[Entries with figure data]
——
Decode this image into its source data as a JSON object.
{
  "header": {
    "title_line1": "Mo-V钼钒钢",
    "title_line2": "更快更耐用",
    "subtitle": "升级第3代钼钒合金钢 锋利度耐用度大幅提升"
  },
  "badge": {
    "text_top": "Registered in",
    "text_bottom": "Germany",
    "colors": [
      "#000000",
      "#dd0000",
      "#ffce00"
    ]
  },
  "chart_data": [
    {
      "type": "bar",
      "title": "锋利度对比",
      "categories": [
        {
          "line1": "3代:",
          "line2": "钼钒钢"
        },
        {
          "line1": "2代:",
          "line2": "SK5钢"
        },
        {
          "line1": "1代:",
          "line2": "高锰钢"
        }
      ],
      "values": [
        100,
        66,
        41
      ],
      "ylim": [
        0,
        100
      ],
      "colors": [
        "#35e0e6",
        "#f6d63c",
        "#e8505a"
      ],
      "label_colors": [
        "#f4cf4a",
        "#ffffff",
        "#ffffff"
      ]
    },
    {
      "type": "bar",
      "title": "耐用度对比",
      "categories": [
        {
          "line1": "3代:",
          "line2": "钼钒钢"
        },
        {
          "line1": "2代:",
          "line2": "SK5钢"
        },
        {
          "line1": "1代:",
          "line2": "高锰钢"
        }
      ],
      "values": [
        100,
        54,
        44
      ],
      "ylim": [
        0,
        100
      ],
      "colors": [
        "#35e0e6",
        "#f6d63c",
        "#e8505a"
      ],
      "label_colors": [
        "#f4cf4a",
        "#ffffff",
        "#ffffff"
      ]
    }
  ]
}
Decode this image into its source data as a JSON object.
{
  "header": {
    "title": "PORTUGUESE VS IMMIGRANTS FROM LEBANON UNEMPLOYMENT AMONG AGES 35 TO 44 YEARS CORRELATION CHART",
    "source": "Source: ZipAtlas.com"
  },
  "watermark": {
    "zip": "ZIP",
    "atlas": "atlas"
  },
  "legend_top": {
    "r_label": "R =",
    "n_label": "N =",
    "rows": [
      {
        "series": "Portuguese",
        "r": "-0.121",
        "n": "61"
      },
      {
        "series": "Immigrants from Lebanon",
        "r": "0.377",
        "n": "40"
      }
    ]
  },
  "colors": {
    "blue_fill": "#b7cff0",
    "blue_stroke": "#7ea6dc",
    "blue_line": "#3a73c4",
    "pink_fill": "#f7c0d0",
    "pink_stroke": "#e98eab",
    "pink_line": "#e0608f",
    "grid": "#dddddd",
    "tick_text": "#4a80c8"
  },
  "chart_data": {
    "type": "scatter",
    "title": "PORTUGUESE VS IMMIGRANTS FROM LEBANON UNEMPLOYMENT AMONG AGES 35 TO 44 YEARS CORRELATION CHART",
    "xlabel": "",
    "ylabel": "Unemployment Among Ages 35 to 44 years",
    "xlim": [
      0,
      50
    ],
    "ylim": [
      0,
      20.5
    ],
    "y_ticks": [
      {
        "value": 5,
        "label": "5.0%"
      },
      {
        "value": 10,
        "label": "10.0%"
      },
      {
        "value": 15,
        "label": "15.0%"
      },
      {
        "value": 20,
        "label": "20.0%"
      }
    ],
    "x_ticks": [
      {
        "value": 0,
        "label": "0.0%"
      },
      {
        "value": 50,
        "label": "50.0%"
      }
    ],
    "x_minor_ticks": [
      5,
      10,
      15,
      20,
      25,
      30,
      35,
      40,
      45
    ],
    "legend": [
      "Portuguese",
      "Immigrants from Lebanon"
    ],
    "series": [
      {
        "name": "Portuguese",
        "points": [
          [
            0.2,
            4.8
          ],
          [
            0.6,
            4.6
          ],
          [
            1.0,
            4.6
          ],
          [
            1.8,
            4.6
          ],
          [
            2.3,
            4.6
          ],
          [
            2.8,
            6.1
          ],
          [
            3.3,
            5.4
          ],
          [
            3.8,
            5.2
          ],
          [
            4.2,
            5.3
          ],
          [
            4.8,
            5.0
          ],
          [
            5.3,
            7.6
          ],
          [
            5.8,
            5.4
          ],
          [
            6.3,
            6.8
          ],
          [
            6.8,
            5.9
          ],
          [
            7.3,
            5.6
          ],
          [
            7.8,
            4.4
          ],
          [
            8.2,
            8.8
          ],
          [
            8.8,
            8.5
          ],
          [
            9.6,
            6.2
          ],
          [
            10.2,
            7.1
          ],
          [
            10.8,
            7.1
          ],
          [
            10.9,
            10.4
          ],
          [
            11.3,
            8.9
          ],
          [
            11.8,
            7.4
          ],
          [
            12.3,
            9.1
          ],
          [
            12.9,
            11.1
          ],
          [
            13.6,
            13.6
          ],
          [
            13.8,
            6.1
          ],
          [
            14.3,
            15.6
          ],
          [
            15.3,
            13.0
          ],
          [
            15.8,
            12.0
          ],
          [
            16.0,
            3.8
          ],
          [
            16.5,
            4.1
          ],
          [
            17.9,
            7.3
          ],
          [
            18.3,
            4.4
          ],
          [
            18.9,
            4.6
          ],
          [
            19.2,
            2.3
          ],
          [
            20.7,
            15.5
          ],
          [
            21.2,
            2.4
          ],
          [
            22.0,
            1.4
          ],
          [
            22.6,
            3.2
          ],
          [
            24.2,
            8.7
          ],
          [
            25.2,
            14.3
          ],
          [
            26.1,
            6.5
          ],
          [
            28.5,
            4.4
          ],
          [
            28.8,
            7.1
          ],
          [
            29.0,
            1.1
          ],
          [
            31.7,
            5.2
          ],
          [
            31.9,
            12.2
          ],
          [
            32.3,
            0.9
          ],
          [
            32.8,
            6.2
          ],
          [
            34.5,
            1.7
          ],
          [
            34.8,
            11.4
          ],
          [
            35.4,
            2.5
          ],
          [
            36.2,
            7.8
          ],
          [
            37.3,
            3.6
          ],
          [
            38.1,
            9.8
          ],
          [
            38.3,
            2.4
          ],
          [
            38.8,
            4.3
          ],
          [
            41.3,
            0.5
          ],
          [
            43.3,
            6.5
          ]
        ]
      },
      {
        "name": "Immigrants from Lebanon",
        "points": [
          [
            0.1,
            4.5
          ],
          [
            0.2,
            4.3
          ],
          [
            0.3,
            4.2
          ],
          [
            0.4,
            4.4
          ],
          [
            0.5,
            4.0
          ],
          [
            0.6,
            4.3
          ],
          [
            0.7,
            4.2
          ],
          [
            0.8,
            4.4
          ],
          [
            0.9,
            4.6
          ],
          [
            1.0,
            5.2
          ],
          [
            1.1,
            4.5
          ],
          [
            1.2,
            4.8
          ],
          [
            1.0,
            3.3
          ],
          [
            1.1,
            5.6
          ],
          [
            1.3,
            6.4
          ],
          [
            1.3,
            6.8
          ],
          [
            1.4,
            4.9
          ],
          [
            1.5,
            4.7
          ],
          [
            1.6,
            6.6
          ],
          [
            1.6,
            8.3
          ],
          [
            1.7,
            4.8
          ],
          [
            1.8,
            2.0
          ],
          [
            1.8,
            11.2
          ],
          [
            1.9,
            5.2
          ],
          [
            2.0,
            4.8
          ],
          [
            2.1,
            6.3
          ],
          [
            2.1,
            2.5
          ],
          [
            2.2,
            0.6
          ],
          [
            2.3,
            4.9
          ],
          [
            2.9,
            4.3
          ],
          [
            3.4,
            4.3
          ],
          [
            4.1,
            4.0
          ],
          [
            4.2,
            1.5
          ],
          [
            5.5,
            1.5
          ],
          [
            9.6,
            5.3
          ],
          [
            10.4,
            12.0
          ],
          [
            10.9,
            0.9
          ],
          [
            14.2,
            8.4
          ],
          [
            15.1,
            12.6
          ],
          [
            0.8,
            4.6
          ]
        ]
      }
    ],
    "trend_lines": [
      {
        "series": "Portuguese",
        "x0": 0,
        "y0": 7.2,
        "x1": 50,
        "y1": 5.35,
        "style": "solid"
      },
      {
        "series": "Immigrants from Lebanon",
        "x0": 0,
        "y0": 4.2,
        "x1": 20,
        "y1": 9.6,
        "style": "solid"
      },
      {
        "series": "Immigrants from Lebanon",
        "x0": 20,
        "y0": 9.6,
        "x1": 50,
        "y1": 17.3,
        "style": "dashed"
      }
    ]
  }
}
——
▶ Your instructions:
Search the listing for the word "name". Copy every line in which it occurs.

▶ Answer:
        "name": "Portuguese",
        "name": "Immigrants from Lebanon",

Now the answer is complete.